• Given instruction: Each line containing the word "type" must be collected.

• Records for processing:
———

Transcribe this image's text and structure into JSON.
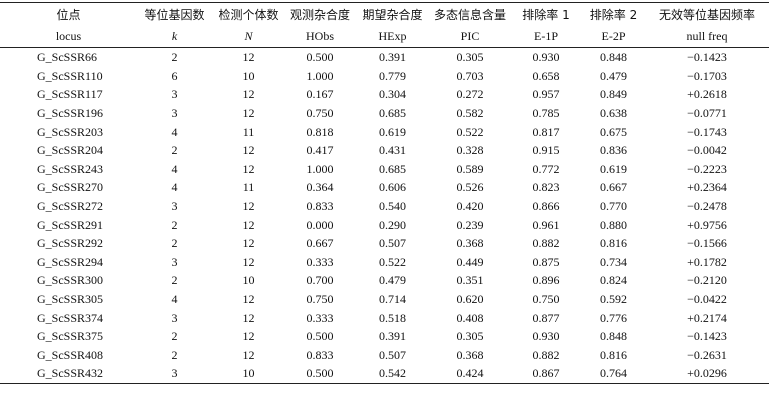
{
  "header": {
    "columns": [
      {
        "zh": "位点",
        "en": "locus"
      },
      {
        "zh": "等位基因数",
        "en": "k"
      },
      {
        "zh": "检测个体数",
        "en": "N"
      },
      {
        "zh": "观测杂合度",
        "en": "HObs"
      },
      {
        "zh": "期望杂合度",
        "en": "HExp"
      },
      {
        "zh": "多态信息含量",
        "en": "PIC"
      },
      {
        "zh": "排除率 1",
        "en": "E-1P"
      },
      {
        "zh": "排除率 2",
        "en": "E-2P"
      },
      {
        "zh": "无效等位基因频率",
        "en": "null freq"
      }
    ]
  },
  "table": {
    "rows": [
      [
        "G_ScSSR66",
        "2",
        "12",
        "0.500",
        "0.391",
        "0.305",
        "0.930",
        "0.848",
        "−0.1423"
      ],
      [
        "G_ScSSR110",
        "6",
        "10",
        "1.000",
        "0.779",
        "0.703",
        "0.658",
        "0.479",
        "−0.1703"
      ],
      [
        "G_ScSSR117",
        "3",
        "12",
        "0.167",
        "0.304",
        "0.272",
        "0.957",
        "0.849",
        "+0.2618"
      ],
      [
        "G_ScSSR196",
        "3",
        "12",
        "0.750",
        "0.685",
        "0.582",
        "0.785",
        "0.638",
        "−0.0771"
      ],
      [
        "G_ScSSR203",
        "4",
        "11",
        "0.818",
        "0.619",
        "0.522",
        "0.817",
        "0.675",
        "−0.1743"
      ],
      [
        "G_ScSSR204",
        "2",
        "12",
        "0.417",
        "0.431",
        "0.328",
        "0.915",
        "0.836",
        "−0.0042"
      ],
      [
        "G_ScSSR243",
        "4",
        "12",
        "1.000",
        "0.685",
        "0.589",
        "0.772",
        "0.619",
        "−0.2223"
      ],
      [
        "G_ScSSR270",
        "4",
        "11",
        "0.364",
        "0.606",
        "0.526",
        "0.823",
        "0.667",
        "+0.2364"
      ],
      [
        "G_ScSSR272",
        "3",
        "12",
        "0.833",
        "0.540",
        "0.420",
        "0.866",
        "0.770",
        "−0.2478"
      ],
      [
        "G_ScSSR291",
        "2",
        "12",
        "0.000",
        "0.290",
        "0.239",
        "0.961",
        "0.880",
        "+0.9756"
      ],
      [
        "G_ScSSR292",
        "2",
        "12",
        "0.667",
        "0.507",
        "0.368",
        "0.882",
        "0.816",
        "−0.1566"
      ],
      [
        "G_ScSSR294",
        "3",
        "12",
        "0.333",
        "0.522",
        "0.449",
        "0.875",
        "0.734",
        "+0.1782"
      ],
      [
        "G_ScSSR300",
        "2",
        "10",
        "0.700",
        "0.479",
        "0.351",
        "0.896",
        "0.824",
        "−0.2120"
      ],
      [
        "G_ScSSR305",
        "4",
        "12",
        "0.750",
        "0.714",
        "0.620",
        "0.750",
        "0.592",
        "−0.0422"
      ],
      [
        "G_ScSSR374",
        "3",
        "12",
        "0.333",
        "0.518",
        "0.408",
        "0.877",
        "0.776",
        "+0.2174"
      ],
      [
        "G_ScSSR375",
        "2",
        "12",
        "0.500",
        "0.391",
        "0.305",
        "0.930",
        "0.848",
        "−0.1423"
      ],
      [
        "G_ScSSR408",
        "2",
        "12",
        "0.833",
        "0.507",
        "0.368",
        "0.882",
        "0.816",
        "−0.2631"
      ],
      [
        "G_ScSSR432",
        "3",
        "10",
        "0.500",
        "0.542",
        "0.424",
        "0.867",
        "0.764",
        "+0.0296"
      ]
    ]
  }
}
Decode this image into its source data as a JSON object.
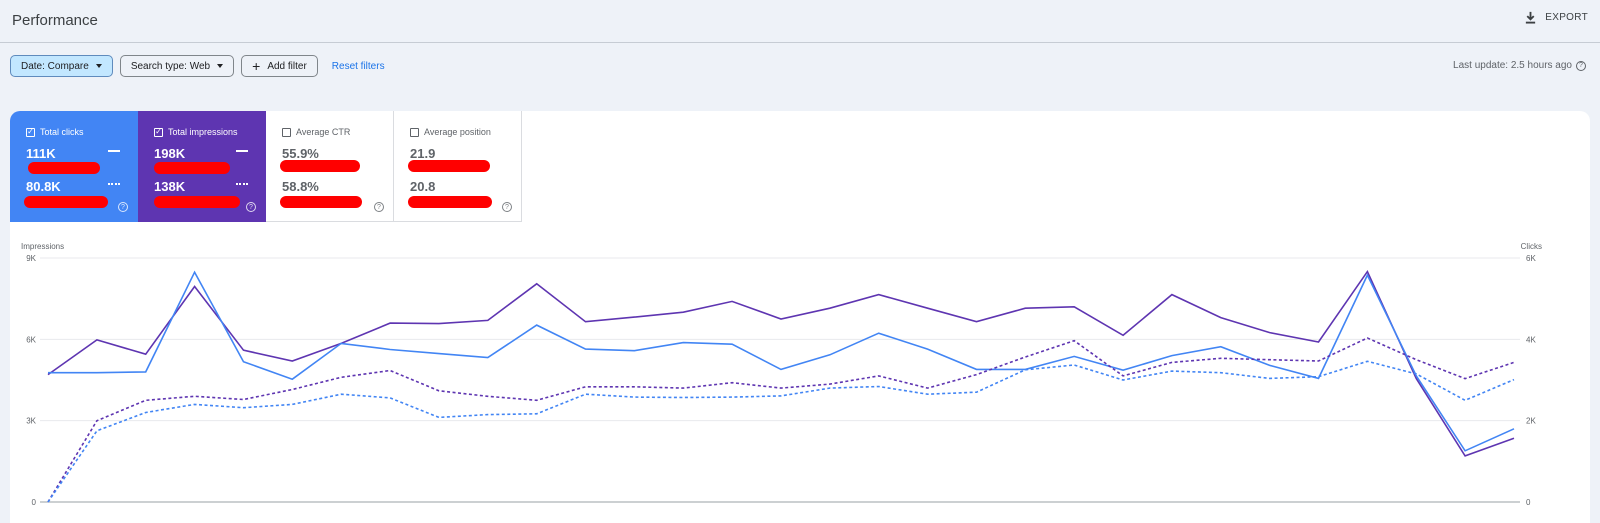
{
  "header": {
    "title": "Performance",
    "export_label": "EXPORT"
  },
  "filters": {
    "date": "Date: Compare",
    "search_type": "Search type: Web",
    "add_filter": "Add filter",
    "reset": "Reset filters"
  },
  "last_update": "Last update: 2.5 hours ago",
  "cards": {
    "clicks": {
      "label": "Total clicks",
      "current": "111K",
      "previous": "80.8K",
      "checked": true,
      "color": "#4285f4"
    },
    "impressions": {
      "label": "Total impressions",
      "current": "198K",
      "previous": "138K",
      "checked": true,
      "color": "#5e35b1"
    },
    "ctr": {
      "label": "Average CTR",
      "current": "55.9%",
      "previous": "58.8%",
      "checked": false
    },
    "position": {
      "label": "Average position",
      "current": "21.9",
      "previous": "20.8",
      "checked": false
    }
  },
  "chart_data": {
    "type": "line",
    "left_axis": {
      "label": "Impressions",
      "ticks": [
        "9K",
        "6K",
        "3K",
        "0"
      ],
      "range": [
        0,
        9000
      ]
    },
    "right_axis": {
      "label": "Clicks",
      "ticks": [
        "6K",
        "4K",
        "2K",
        "0"
      ],
      "range": [
        0,
        6000
      ]
    },
    "grid": true,
    "series": [
      {
        "axis": "left",
        "style": "solid",
        "color": "#5e35b1",
        "values": [
          4700,
          5980,
          5450,
          7950,
          5600,
          5200,
          5850,
          6600,
          6580,
          6700,
          8050,
          6650,
          6820,
          7000,
          7400,
          6750,
          7150,
          7650,
          7150,
          6650,
          7150,
          7200,
          6150,
          7650,
          6800,
          6250,
          5900,
          8500,
          4550,
          1700,
          2350
        ]
      },
      {
        "axis": "right",
        "style": "solid",
        "color": "#4285f4",
        "values": [
          3180,
          3180,
          3200,
          5650,
          3450,
          3020,
          3900,
          3750,
          3650,
          3550,
          4350,
          3760,
          3720,
          3920,
          3880,
          3260,
          3620,
          4150,
          3760,
          3260,
          3260,
          3580,
          3240,
          3600,
          3820,
          3360,
          3040,
          5580,
          3100,
          1260,
          1800
        ]
      },
      {
        "axis": "left",
        "style": "dashed",
        "color": "#5e35b1",
        "values": [
          0,
          3000,
          3750,
          3900,
          3780,
          4150,
          4600,
          4850,
          4100,
          3900,
          3750,
          4250,
          4250,
          4200,
          4400,
          4200,
          4350,
          4650,
          4200,
          4700,
          5350,
          5950,
          4650,
          5150,
          5300,
          5250,
          5200,
          6050,
          5250,
          4550,
          5150
        ]
      },
      {
        "axis": "right",
        "style": "dashed",
        "color": "#4285f4",
        "values": [
          0,
          1750,
          2200,
          2400,
          2320,
          2400,
          2650,
          2560,
          2080,
          2150,
          2170,
          2650,
          2580,
          2570,
          2580,
          2610,
          2800,
          2840,
          2650,
          2700,
          3250,
          3370,
          3000,
          3220,
          3180,
          3040,
          3080,
          3460,
          3150,
          2500,
          3010
        ]
      }
    ]
  },
  "colors": {
    "accent": "#1a73e8",
    "clicks": "#4285f4",
    "impressions": "#5e35b1",
    "redaction": "#ff0000"
  }
}
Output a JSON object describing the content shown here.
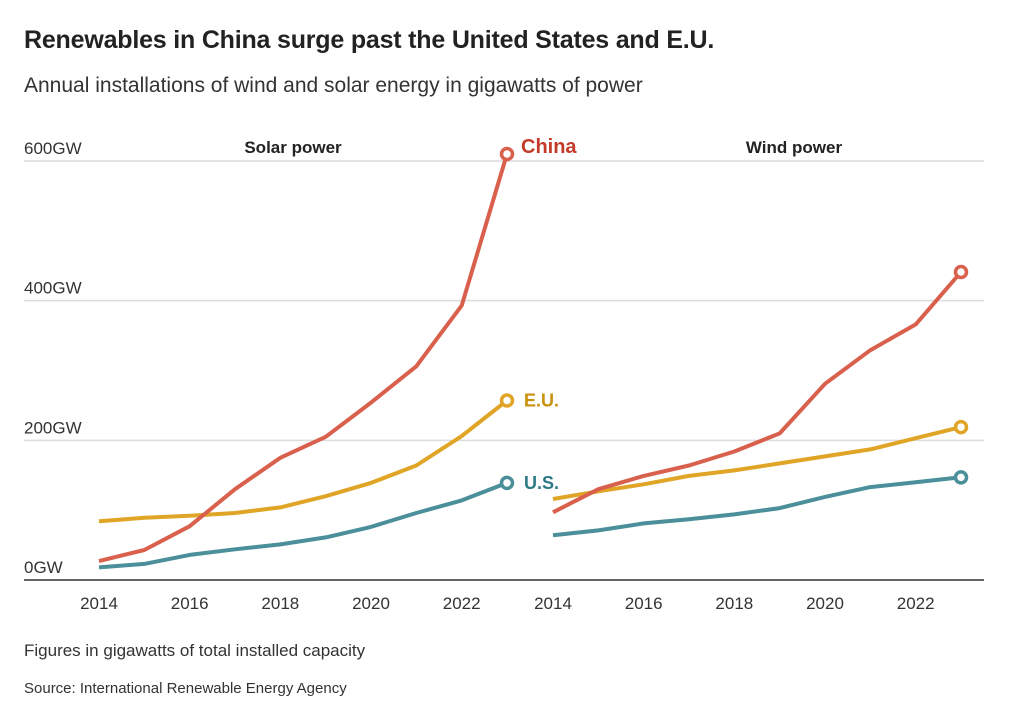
{
  "header": {
    "title": "Renewables in China surge past the United States and E.U.",
    "subtitle": "Annual installations of wind and solar energy in gigawatts of power"
  },
  "footer": {
    "note": "Figures in gigawatts of total installed capacity",
    "source": "Source: International Renewable Energy Agency"
  },
  "colors": {
    "China": "#d9604c",
    "E.U.": "#e0a526",
    "U.S.": "#4a8f99",
    "China_label": "#c33a2a",
    "E.U._label": "#c9900c",
    "U.S._label": "#2c7a86",
    "grid": "#dcdcdc",
    "axis": "#333333"
  },
  "chart_data": [
    {
      "type": "line",
      "title": "Solar power",
      "xlabel": "",
      "ylabel": "",
      "x": [
        2014,
        2015,
        2016,
        2017,
        2018,
        2019,
        2020,
        2021,
        2022,
        2023
      ],
      "xticks": [
        "2014",
        "2016",
        "2018",
        "2020",
        "2022"
      ],
      "yticks": [
        "0GW",
        "200GW",
        "400GW",
        "600GW"
      ],
      "ylim": [
        0,
        600
      ],
      "grid": true,
      "series": [
        {
          "name": "China",
          "values": [
            27,
            43,
            77,
            130,
            175,
            205,
            254,
            306,
            393,
            610
          ]
        },
        {
          "name": "E.U.",
          "values": [
            84,
            89,
            92,
            96,
            104,
            120,
            139,
            164,
            206,
            257
          ]
        },
        {
          "name": "U.S.",
          "values": [
            18,
            23,
            36,
            44,
            51,
            61,
            76,
            96,
            114,
            139
          ]
        }
      ],
      "annotations": [
        "China",
        "E.U.",
        "U.S."
      ]
    },
    {
      "type": "line",
      "title": "Wind power",
      "xlabel": "",
      "ylabel": "",
      "x": [
        2014,
        2015,
        2016,
        2017,
        2018,
        2019,
        2020,
        2021,
        2022,
        2023
      ],
      "xticks": [
        "2014",
        "2016",
        "2018",
        "2020",
        "2022"
      ],
      "ylim": [
        0,
        600
      ],
      "grid": true,
      "series": [
        {
          "name": "China",
          "values": [
            97,
            130,
            149,
            164,
            184,
            210,
            281,
            329,
            366,
            441
          ]
        },
        {
          "name": "E.U.",
          "values": [
            116,
            127,
            137,
            149,
            157,
            167,
            177,
            187,
            203,
            219
          ]
        },
        {
          "name": "U.S.",
          "values": [
            64,
            71,
            81,
            87,
            94,
            103,
            119,
            133,
            140,
            147
          ]
        }
      ]
    }
  ]
}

———

• Written answer:
    "search_type": "Search type: Web",
    "type": "line",
      "type": "line",
      "type": "line",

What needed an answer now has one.